* About this exercise: For the listing below, count the lines that contain "from" and report only the number.

Study material: Begin

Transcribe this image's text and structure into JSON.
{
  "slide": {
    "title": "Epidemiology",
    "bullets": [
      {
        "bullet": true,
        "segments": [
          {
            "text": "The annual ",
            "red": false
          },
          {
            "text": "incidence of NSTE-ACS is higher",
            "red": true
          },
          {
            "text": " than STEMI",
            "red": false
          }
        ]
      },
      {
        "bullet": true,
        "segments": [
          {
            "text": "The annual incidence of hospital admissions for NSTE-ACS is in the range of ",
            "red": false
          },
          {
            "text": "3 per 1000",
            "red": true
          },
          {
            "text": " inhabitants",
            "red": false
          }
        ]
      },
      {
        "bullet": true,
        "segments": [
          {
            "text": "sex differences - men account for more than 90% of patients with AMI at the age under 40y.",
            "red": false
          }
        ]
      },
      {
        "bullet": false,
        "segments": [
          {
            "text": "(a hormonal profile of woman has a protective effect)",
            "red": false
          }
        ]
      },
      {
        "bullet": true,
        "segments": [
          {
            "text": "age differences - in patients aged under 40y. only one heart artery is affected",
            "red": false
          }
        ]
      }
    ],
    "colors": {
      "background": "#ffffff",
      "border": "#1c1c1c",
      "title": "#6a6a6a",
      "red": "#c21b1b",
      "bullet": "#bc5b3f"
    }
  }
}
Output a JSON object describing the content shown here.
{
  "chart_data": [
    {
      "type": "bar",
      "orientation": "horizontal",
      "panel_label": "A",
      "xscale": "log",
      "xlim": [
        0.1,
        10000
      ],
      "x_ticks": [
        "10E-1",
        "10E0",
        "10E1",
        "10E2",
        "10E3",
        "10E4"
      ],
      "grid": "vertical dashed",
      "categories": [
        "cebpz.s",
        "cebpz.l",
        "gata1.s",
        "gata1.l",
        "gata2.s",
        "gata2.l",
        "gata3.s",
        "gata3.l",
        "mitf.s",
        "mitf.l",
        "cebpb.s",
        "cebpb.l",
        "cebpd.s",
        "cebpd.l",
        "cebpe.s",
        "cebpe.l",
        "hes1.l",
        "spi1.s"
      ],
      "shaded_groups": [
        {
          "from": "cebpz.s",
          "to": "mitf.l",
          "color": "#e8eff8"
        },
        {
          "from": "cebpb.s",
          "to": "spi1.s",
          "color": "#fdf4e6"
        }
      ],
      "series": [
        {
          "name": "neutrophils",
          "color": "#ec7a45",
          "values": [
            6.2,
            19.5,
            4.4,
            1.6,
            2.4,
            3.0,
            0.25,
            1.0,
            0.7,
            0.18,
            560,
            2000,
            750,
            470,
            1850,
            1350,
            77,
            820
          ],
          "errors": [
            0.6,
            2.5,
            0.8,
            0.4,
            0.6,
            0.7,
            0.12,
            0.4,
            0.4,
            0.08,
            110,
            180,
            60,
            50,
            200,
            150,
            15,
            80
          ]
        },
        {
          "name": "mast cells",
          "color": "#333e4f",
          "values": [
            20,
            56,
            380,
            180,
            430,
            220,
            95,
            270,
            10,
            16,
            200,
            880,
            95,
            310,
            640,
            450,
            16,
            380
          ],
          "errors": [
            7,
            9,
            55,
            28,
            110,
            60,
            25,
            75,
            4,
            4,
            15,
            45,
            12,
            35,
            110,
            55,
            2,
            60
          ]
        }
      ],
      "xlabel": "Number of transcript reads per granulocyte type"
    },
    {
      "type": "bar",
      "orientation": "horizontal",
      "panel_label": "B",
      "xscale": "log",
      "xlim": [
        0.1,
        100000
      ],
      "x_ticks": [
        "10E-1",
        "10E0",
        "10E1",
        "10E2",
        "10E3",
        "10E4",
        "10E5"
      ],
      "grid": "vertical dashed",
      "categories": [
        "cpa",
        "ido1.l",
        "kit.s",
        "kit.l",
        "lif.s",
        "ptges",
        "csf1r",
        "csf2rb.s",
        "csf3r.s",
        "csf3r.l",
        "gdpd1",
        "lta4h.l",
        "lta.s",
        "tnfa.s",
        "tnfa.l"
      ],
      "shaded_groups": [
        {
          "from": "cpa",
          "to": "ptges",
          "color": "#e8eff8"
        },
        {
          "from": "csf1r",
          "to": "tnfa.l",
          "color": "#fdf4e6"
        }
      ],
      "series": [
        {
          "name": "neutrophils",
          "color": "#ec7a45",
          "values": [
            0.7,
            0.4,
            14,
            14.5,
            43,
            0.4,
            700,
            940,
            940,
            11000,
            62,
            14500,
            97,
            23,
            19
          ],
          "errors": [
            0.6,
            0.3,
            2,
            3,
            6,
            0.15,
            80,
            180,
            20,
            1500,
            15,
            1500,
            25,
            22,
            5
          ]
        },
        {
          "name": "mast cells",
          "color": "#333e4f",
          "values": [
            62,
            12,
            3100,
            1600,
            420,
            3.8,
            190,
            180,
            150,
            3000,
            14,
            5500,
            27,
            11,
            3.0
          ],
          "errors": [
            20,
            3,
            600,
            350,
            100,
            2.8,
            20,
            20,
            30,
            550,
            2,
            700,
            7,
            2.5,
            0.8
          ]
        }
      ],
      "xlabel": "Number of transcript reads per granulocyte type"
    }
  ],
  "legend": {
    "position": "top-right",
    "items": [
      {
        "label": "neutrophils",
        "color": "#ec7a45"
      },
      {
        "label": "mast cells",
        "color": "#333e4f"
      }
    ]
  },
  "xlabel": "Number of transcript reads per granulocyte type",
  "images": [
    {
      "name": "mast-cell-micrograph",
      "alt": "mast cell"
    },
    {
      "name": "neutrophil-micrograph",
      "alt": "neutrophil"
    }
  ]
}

Study material: End

* Answer: 4